Texte cité =>

Enfin le Royaume

Francois Cheng :   Poète, romancier, essayiste, auteur de monographies et de livres d’art, académicien, François Cheng est d’abord un tout jeune Chinois qui arrive à Paris en 1949, après la guerre sino-japonaise. Il est alors âgé de vingt ans et vient en France entreprendre une année d’étude. Mais la Chine ferme ses frontières et l’étudiant devient un exilé.
Il se passionne pour la langue française au point d’en faire sa langue d’écrivain et de se choisir le prénom « François ». Homme d’une double culture, il revient sur son parcours, qu’il a toujours repensé à travers sa création littéraire, à la recherche d’une parole de vérité. ….

Reconnu aujourd’hui comme une figure majeure de la poésie contemporaine, François Cheng est doté de cette voix si particulière qui « nous transmet un souffle ancien, immortel et absolument personnel, qui s’inspire de l’aventure de la passion et de l’amour » comme l’écrit la poète Silvia Baron Supervielle.

François Cheng, né le 30 août 1929, vit une enfance heureuse, mais elle est tôt interrompue par la guerre sino-japonaise, en 1937. Il a alors huit ans, et se réfugie avec sa famille au cœur de la province du Sichuan, dans un des plus beaux paysages du monde. L’enfant découvre alors à la fois le mal et les atrocités dont sont capables les hommes, et la beauté incroyable de la nature.

Dès cette époque, avant l’âge de dix ans, je suis devenu un être déchiré, hanté à la fois par la beauté du monde et par le mal qui le ronge. Je savais déjà que si je voulais saisir la vérité de la vie, je ne devais jamais oublier de tenir ces deux bouts, de chercher à atteindre une vérité qui rende compte de tout le bien et de tout le mal dont l’humanité est capable.

A travers ses souvenirs, il montre combien ces deux expériences fondatrices nourriront son œuvre ultérieure.

Dans le même temps où j’ai embrassé la littérature je suis devenu un instable, un révolté incapable de m’adapter à la vie normale. […] Moi-même j’ai fait de nombreuses fugues lors desquelles j’ai connu la faim et toutes sortes de blessures tout en infligeant des blessures aux autres et au premier chef à mes parents. Depuis ce moment je me considère toujours comme un errant, un homme toujours en marche, même maintenant, ou en quête. Etre en quête signifie qu’on ne se laisse pas enfermer dans des cadres pré-établis. Voulant être le témoin de la vie toute entière on est à la recherche de ce que la vie peut offrir de vrai et de beau tout en essayant d’avoir le courage de dévisager ce que la vie peut produire de mal.

Jeu d'enregistrements =>
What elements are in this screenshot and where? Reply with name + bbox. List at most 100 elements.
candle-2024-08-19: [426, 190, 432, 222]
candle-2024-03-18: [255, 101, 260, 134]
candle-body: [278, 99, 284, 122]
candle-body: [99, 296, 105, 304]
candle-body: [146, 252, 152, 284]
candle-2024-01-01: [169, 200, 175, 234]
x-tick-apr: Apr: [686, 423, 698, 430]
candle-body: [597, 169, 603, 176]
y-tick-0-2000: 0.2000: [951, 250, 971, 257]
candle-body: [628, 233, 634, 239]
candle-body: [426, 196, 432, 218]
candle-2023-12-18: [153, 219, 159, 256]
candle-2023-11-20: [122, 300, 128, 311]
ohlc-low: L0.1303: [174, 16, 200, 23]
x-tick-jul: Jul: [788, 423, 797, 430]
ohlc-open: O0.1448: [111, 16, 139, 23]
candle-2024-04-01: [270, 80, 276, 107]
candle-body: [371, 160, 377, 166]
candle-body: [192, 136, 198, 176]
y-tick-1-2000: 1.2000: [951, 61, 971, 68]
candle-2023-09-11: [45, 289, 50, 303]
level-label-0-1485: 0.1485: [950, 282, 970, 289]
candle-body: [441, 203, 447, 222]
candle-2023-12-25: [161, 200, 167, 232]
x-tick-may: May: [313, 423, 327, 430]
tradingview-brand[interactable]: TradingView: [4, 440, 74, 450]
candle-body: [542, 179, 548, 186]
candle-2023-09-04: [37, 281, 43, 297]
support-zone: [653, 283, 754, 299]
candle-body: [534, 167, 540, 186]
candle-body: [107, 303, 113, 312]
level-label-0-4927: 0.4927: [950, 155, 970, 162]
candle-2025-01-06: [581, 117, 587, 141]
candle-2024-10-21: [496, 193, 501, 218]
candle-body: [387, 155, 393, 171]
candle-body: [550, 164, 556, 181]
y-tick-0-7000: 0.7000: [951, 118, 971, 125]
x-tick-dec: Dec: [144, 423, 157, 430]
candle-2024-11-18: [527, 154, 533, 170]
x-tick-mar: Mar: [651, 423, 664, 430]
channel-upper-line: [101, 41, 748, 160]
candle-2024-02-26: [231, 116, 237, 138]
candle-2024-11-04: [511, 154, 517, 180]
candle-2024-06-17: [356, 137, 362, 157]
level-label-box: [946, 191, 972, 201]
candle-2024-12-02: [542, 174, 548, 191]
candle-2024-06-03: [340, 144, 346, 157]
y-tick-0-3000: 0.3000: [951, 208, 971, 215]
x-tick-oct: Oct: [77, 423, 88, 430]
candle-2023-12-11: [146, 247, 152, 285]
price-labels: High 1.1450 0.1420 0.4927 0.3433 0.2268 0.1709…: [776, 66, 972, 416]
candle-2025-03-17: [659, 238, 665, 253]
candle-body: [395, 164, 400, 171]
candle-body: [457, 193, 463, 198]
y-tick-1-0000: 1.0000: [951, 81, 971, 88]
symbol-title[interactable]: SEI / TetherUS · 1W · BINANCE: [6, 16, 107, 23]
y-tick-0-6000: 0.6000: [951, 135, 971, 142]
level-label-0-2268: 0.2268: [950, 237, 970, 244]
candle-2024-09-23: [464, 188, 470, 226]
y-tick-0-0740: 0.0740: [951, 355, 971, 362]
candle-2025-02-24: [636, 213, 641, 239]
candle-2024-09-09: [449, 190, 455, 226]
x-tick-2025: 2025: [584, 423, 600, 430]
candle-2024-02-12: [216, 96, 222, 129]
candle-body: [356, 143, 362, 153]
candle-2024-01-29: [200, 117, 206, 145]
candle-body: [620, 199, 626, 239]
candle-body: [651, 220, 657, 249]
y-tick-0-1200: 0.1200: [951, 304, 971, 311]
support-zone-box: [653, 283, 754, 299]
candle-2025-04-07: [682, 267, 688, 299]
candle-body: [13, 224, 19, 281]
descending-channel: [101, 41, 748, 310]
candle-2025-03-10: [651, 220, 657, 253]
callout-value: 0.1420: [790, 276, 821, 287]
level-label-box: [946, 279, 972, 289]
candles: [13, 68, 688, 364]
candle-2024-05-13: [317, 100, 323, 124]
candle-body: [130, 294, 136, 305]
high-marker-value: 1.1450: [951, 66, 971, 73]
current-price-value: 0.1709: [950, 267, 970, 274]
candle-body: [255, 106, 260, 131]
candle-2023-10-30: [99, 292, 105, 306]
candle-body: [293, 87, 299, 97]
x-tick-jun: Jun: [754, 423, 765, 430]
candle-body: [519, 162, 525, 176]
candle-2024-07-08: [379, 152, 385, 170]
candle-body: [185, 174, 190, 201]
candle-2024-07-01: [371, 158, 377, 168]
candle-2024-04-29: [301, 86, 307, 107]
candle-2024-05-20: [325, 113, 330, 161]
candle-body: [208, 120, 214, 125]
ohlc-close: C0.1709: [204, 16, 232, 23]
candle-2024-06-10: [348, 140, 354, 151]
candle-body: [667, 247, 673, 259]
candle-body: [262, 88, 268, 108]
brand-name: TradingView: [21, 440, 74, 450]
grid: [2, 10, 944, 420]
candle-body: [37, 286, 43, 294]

Consignes écrites =>
[1] Citez le passage du texte sur François Cheng depuis « A travers ses » jusqu'à « produire de mal. » inclus.
[2] Traduisez en anglais la phrase suivante du texte sur François Cheng : « Il est alors âgé de vingt ans et vient en France entreprendre une année d’étude. »
[3] Poursuivez le texte sur François Cheng à la suite de sa dernière phrase.

Réponses ci-après =>
[1]
A travers ses souvenirs, il montre combien ces deux expériences fondatrices nourriront son œuvre ultérieure.

Dans le même temps où j’ai embrassé la littérature je suis devenu un instable, un révolté incapable de m’adapter à la vie normale. […] Moi-même j’ai fait de nombreuses fugues lors desquelles j’ai connu la faim et toutes sortes de blessures tout en infligeant des blessures aux autres et au premier chef à mes parents. Depuis ce moment je me considère toujours comme un errant, un homme toujours en marche, même maintenant, ou en quête. Etre en quête signifie qu’on ne se laisse pas enfermer dans des cadres pré-établis. Voulant être le témoin de la vie toute entière on est à la recherche de ce que la vie peut offrir de vrai et de beau tout en essayant d’avoir le courage de dévisager ce que la vie peut produire de mal.

[2] He is then twenty years old and comes to France to undertake a year of study.

[3]
[ https://www.franceculture.fr/emissions/voix-nue/francois-cheng-15 ]

La création d’un quatrain selon François Cheng :  Comment écrit-on un poème aussi simple, aussi beau, aussi fort en quatre lignes ?
L’auteur explique sa vision du quatrain et sa manière d’écrire.  Son processus créatif demande un vrai travail spirituel, un dépouillement et un lâché prise.

Vous savez le quatrain en Chine c’est une forme de base ça aussi, c’est une dramaturgie en quatre temps, quatre vers.  Il y a le commencement, le développement, le tournant et puis la ouverture.  On a compte en quatre temps, c’est une vraie dramaturgie ;  Donc le quatrain n’est pas simplement un haiku, c’est différent ; il y a tout un développement   – mais ça, ça demande un travail spirituel c’est à dire un dépouillement – laisser tombé beaucoup de choses.

La rhétorique chinoise conçoit le quatrain comme une dramaturgie à quatre temps : le premier vers qui est l’exorde, le deuxième vers qui est le développement, le 3ème vers qui doit marquer un tournant ascendant et le quatrième vers qui doit aboutir à une perspective ouverte
. (François Cheng)
Trans :
Chinese rhetoric conceives of the quatrain as a four-beat dramaturgy: the first verse which is exordium (= prelude or preface), the second verse which is development, the third verse which must mark an upward turn and the fourth verse which must lead to an open perspective. (François Cheng)

Et puis je travaille beaucoup dans la nuit parce que je me réveille trois ou quatre fois ou même cinq fois dans la nuit et à chaque réveil des vers vient comme ça et ça travaille, ça travaille et y a comme ça mais c’est un peu long pour raconter le mécanisme de la création.

[Dialogue tiré d’une vidéo de “la Grande Librairie]

À Écouter : Eloge du quatrain par François Cheng [59 mins] : https://www.franceculture.fr/emissions/poesie . . .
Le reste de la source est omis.